● WHAT YOU SHOULD DO
Nothing but the line with "Convert this screenshot" and the lines after it, through the end of the records below, is to be repeated, exactly as it is.

%%

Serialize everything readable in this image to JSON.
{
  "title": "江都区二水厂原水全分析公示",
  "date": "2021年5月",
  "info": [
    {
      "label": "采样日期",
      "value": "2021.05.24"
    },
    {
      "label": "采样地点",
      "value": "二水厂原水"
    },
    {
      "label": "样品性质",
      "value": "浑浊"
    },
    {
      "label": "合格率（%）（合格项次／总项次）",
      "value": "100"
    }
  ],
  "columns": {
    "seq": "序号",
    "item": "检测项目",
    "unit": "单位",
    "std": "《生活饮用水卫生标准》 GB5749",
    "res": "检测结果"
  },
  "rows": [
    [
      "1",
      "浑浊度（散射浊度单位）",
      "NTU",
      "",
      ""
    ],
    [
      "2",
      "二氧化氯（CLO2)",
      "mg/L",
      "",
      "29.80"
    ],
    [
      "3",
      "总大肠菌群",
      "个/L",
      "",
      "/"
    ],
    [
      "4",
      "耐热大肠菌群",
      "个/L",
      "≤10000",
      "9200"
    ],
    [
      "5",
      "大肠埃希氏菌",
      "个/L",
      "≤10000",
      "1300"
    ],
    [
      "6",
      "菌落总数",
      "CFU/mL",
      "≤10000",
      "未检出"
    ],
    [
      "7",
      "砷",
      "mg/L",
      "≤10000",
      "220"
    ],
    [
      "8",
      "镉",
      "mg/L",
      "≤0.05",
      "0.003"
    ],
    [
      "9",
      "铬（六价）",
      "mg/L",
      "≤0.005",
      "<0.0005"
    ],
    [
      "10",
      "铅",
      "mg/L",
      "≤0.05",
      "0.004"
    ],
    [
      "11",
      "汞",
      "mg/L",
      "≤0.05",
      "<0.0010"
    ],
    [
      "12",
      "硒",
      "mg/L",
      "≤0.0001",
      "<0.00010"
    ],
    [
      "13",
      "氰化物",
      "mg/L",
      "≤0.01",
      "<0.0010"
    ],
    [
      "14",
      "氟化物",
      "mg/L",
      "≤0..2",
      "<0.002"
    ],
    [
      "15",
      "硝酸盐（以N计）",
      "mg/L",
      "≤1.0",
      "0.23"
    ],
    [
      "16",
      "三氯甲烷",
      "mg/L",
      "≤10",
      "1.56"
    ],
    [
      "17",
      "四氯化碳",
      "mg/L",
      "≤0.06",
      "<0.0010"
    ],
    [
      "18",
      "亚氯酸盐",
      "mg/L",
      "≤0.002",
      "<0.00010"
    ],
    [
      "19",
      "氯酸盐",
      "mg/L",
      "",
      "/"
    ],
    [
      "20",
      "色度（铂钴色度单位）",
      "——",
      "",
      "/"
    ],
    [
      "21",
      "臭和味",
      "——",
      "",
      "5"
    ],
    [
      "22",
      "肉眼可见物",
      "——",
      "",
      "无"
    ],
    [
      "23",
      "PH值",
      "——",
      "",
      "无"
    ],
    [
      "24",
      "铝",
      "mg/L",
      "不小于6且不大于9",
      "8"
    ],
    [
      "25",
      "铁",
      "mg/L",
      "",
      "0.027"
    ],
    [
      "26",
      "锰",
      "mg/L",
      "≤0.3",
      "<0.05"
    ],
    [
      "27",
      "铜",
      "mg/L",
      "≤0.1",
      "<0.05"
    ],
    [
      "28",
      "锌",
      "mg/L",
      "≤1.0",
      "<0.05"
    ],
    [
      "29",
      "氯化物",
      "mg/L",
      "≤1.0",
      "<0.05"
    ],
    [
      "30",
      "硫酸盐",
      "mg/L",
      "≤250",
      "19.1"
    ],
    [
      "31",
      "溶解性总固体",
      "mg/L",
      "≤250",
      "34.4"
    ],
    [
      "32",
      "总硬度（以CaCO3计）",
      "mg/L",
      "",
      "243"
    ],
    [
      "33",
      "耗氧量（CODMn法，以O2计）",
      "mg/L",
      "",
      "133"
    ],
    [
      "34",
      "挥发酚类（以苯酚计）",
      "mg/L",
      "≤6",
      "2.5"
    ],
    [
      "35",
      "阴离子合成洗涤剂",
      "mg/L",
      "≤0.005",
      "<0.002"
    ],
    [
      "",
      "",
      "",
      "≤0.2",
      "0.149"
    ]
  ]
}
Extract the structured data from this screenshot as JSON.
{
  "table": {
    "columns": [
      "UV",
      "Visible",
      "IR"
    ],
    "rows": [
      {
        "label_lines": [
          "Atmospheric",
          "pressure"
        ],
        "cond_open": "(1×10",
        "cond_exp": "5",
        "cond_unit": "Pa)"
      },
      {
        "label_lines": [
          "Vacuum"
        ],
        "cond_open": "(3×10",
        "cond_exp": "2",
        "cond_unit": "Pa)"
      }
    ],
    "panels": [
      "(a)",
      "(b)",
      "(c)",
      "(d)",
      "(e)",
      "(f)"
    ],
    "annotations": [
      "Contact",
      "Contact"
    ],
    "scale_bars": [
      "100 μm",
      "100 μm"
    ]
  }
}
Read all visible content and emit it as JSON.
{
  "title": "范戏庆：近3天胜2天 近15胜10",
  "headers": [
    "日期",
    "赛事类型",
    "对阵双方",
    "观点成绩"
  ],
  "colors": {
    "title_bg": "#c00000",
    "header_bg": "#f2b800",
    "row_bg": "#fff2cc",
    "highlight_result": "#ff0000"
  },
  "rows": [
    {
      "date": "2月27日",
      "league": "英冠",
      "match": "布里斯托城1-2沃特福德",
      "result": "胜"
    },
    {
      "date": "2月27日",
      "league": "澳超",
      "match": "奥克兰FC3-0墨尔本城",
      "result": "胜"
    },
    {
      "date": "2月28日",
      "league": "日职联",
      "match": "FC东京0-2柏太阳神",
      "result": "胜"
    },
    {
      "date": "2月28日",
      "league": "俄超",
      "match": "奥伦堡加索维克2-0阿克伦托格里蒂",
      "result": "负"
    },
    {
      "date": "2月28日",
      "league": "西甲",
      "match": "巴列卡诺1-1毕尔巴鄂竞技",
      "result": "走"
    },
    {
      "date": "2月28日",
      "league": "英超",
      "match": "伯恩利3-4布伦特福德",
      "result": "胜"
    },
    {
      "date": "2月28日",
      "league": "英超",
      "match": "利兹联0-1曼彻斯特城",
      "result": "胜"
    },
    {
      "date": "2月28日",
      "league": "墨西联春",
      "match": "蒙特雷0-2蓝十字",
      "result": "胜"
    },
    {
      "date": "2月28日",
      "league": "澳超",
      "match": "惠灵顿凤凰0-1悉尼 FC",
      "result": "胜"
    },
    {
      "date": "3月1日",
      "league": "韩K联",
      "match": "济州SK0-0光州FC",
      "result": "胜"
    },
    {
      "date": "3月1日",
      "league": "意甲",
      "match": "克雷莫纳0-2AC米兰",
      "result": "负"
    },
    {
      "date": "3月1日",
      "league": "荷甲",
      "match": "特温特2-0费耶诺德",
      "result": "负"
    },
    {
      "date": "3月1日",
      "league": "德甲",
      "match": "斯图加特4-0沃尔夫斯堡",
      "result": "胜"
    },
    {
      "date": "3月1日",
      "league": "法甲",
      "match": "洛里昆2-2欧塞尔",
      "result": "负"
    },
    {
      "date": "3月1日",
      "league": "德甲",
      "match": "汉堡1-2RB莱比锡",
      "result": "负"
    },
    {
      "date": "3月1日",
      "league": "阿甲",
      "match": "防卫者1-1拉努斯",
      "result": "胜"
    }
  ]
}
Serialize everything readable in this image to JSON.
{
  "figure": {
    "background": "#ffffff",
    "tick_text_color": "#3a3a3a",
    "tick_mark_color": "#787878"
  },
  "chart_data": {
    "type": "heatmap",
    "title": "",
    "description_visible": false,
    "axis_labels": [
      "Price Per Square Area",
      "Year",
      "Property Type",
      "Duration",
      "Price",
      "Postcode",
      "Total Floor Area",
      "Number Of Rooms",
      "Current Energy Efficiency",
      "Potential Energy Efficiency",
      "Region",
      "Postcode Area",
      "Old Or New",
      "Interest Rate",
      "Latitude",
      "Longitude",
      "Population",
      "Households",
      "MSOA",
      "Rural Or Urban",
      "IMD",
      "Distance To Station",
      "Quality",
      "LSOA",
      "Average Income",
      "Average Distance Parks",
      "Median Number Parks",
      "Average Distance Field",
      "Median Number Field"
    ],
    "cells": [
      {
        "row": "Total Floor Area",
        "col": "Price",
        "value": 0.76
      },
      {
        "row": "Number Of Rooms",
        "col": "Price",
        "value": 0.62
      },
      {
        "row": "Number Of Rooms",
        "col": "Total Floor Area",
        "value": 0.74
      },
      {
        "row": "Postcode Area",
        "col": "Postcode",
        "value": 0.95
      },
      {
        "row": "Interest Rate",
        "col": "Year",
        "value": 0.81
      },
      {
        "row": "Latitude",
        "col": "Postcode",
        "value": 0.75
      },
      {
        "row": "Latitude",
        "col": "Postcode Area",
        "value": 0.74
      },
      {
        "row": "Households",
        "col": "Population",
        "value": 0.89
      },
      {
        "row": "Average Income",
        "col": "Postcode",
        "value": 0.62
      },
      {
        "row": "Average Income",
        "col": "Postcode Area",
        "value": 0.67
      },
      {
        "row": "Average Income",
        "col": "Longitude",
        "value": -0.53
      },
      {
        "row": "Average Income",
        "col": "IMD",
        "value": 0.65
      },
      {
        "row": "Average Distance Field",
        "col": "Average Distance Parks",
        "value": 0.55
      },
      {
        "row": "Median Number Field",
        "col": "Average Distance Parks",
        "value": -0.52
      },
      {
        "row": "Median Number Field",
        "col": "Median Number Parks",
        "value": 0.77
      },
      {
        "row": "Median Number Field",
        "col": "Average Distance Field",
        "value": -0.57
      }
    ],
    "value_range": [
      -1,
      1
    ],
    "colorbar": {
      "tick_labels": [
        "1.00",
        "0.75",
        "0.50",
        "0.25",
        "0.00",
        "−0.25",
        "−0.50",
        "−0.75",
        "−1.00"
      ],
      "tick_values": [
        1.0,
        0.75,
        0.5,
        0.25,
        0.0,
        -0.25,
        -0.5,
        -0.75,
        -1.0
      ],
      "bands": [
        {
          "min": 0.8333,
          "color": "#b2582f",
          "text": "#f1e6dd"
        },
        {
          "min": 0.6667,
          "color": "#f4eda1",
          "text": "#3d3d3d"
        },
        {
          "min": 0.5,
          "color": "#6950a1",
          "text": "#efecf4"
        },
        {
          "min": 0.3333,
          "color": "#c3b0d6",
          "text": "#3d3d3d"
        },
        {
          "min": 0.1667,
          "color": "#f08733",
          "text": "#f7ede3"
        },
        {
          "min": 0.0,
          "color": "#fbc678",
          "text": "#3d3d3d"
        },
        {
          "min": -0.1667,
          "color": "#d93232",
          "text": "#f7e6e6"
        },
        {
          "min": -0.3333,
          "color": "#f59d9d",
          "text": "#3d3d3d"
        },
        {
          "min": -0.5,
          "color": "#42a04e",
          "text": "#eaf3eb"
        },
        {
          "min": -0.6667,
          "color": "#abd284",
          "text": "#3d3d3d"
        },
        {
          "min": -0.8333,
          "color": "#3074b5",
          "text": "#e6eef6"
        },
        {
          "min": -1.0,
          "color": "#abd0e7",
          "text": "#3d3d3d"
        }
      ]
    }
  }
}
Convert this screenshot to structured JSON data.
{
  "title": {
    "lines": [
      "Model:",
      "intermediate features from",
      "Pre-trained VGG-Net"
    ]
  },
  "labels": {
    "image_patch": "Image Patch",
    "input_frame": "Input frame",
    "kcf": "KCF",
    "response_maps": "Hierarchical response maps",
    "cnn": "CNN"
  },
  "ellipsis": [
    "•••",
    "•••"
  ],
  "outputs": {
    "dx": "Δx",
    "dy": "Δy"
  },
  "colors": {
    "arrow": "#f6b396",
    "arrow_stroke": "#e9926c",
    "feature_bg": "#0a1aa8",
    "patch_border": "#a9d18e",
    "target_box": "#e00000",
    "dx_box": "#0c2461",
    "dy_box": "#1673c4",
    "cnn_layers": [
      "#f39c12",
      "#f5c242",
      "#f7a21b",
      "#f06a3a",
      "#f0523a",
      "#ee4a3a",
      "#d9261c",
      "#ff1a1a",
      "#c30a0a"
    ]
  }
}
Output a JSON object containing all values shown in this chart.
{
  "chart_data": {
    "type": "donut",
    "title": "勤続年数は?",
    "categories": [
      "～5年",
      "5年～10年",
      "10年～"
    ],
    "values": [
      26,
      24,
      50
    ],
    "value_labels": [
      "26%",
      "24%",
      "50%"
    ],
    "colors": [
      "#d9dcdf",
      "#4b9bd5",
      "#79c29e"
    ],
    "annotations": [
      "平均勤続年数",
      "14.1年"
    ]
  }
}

%%

● RESULT OF THIS TASK
Convert this screenshot to structured JSON data.
{
  "title": {
    "lines": [
      "Model:",
      "intermediate features from",
      "Pre-trained VGG-Net"
    ]
  },
  "labels": {
    "image_patch": "Image Patch",
    "input_frame": "Input frame",
    "kcf": "KCF",
    "response_maps": "Hierarchical response maps",
    "cnn": "CNN"
  },
  "ellipsis": [
    "•••",
    "•••"
  ],
  "outputs": {
    "dx": "Δx",
    "dy": "Δy"
  },
  "colors": {
    "arrow": "#f6b396",
    "arrow_stroke": "#e9926c",
    "feature_bg": "#0a1aa8",
    "patch_border": "#a9d18e",
    "target_box": "#e00000",
    "dx_box": "#0c2461",
    "dy_box": "#1673c4",
    "cnn_layers": [
      "#f39c12",
      "#f5c242",
      "#f7a21b",
      "#f06a3a",
      "#f0523a",
      "#ee4a3a",
      "#d9261c",
      "#ff1a1a",
      "#c30a0a"
    ]
  }
}
Output a JSON object containing all values shown in this chart.
{
  "chart_data": {
    "type": "donut",
    "title": "勤続年数は?",
    "categories": [
      "～5年",
      "5年～10年",
      "10年～"
    ],
    "values": [
      26,
      24,
      50
    ],
    "value_labels": [
      "26%",
      "24%",
      "50%"
    ],
    "colors": [
      "#d9dcdf",
      "#4b9bd5",
      "#79c29e"
    ],
    "annotations": [
      "平均勤続年数",
      "14.1年"
    ]
  }
}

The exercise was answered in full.